» Page
◆ ◆ ◆ ◆ ◆ ◆ ◆

[jira] [Updated] (CASSANDRA-3371) Cassandra inferred schema and actual data don't match

Brandon Williams (Updated) (JIRA) Thu, 20 Oct 2011 05:05:40 -0700

     [ 
https://issues.apache.org/jira/browse/CASSANDRA-3371?page=com.atlassian.jira.plugin.system.issuetabpanels:all-tabpanel
 ]


Brandon Williams updated CASSANDRA-3371:
----------------------------------------

    Attachment: 3371-v3.txt

I had what I thought would be a good idea to accomodate this: I'd alias the 
tuples themselves after the index names, allowing you to do something like this:

{noformat}
album_votes = FILTER all_votes BY (columns.vote_type.value EQ 'album_like') OR 
(columns.vote_type.value EQ 'album_dislike');
{noformat}

It's not that easy, however.  When you dereference a bag, it automatically 
dereferences the tuple inside it (programmatically, a bag can only have one 
tuple, but that tuple can contain anything, and thus the automatic deref to 
mask this from the user.)  Unfortunately, it appears to also deref any other 
tuples inside as well, so you end up in a situation where 'columns.$0' returns 
the column name, and weird aliasing issues like 'columns.<first index name>' 
also returns the column name and the second index returns the value, with the 
rest being null.

◆ ◆ ◆ ◆ ◆ ◆ ◆

» Data provided
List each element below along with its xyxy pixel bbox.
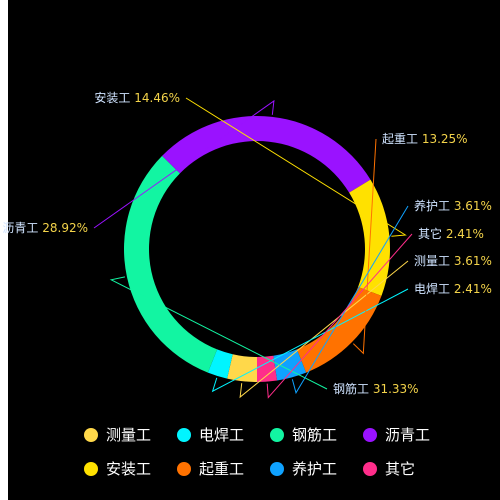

◆ ◆ ◆ ◆ ◆ ◆ ◆

» Tasks for this exercise
[A] Please summarize the issue update above in two sentences.
[B] Answer these questions from the issue update, each on its own line:
(i) Which file was attached?
(ii) Programmatically, how many tuples can a bag have?
(iii) In the aliasing problem described, what does the second index return?

» Solutions to the problems
[A] Brandon Williams attached 3371-v3.txt to CASSANDRA-3371 and proposed aliasing the tuples after the index names, so that data could be filtered with expressions like columns.vote_type.value. The idea proved hard because dereferencing a bag automatically dereferences the tuple inside it and apparently any other tuples inside too, which causes odd aliasing in which 'columns.$0' returns the column name.

[B]
(i) 3371-v3.txt
(ii) One
(iii) The value